## What to produce:
Give the entries back exactly, dropping each image.

## Records contained in a dataset:
::::::

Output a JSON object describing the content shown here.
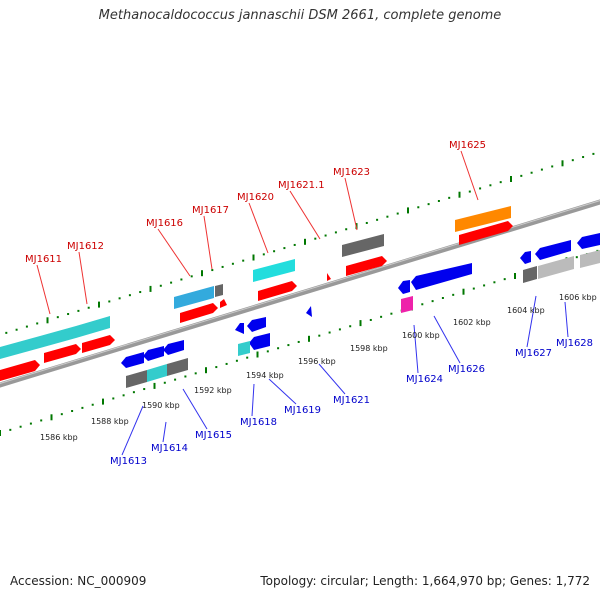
{
  "title": "Methanocaldococcus jannaschii DSM 2661, complete genome",
  "accession": "Accession: NC_000909",
  "summary": "Topology: circular; Length: 1,664,970 bp; Genes: 1,772",
  "colors": {
    "backbone": "#888888",
    "ticks": "#007700",
    "plus_cds": "#ff0000",
    "minus_cds": "#0000ee",
    "cyan": "#33cccc",
    "gray": "#666666",
    "light_gray": "#bbbbbb",
    "orange": "#ff8800",
    "magenta": "#ee22aa",
    "top_label": "#cc0000",
    "bottom_label": "#0000cc"
  },
  "scale_labels": [
    "1586 kbp",
    "1588 kbp",
    "1590 kbp",
    "1592 kbp",
    "1594 kbp",
    "1596 kbp",
    "1598 kbp",
    "1600 kbp",
    "1602 kbp",
    "1604 kbp",
    "1606 kbp"
  ],
  "top_gene_labels": [
    "MJ1611",
    "MJ1612",
    "MJ1616",
    "MJ1617",
    "MJ1620",
    "MJ1621.1",
    "MJ1623",
    "MJ1625"
  ],
  "bottom_gene_labels": [
    "MJ1613",
    "MJ1614",
    "MJ1615",
    "MJ1618",
    "MJ1619",
    "MJ1621",
    "MJ1624",
    "MJ1626",
    "MJ1627",
    "MJ1628"
  ]
}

::::::

## Reply to the exercise:
Output a JSON object describing the content shown here.
{
  "title": "Methanocaldococcus jannaschii DSM 2661, complete genome",
  "accession": "Accession: NC_000909",
  "summary": "Topology: circular; Length: 1,664,970 bp; Genes: 1,772",
  "colors": {
    "backbone": "#888888",
    "ticks": "#007700",
    "plus_cds": "#ff0000",
    "minus_cds": "#0000ee",
    "cyan": "#33cccc",
    "gray": "#666666",
    "light_gray": "#bbbbbb",
    "orange": "#ff8800",
    "magenta": "#ee22aa",
    "top_label": "#cc0000",
    "bottom_label": "#0000cc"
  },
  "scale_labels": [
    "1586 kbp",
    "1588 kbp",
    "1590 kbp",
    "1592 kbp",
    "1594 kbp",
    "1596 kbp",
    "1598 kbp",
    "1600 kbp",
    "1602 kbp",
    "1604 kbp",
    "1606 kbp"
  ],
  "top_gene_labels": [
    "MJ1611",
    "MJ1612",
    "MJ1616",
    "MJ1617",
    "MJ1620",
    "MJ1621.1",
    "MJ1623",
    "MJ1625"
  ],
  "bottom_gene_labels": [
    "MJ1613",
    "MJ1614",
    "MJ1615",
    "MJ1618",
    "MJ1619",
    "MJ1621",
    "MJ1624",
    "MJ1626",
    "MJ1627",
    "MJ1628"
  ]
}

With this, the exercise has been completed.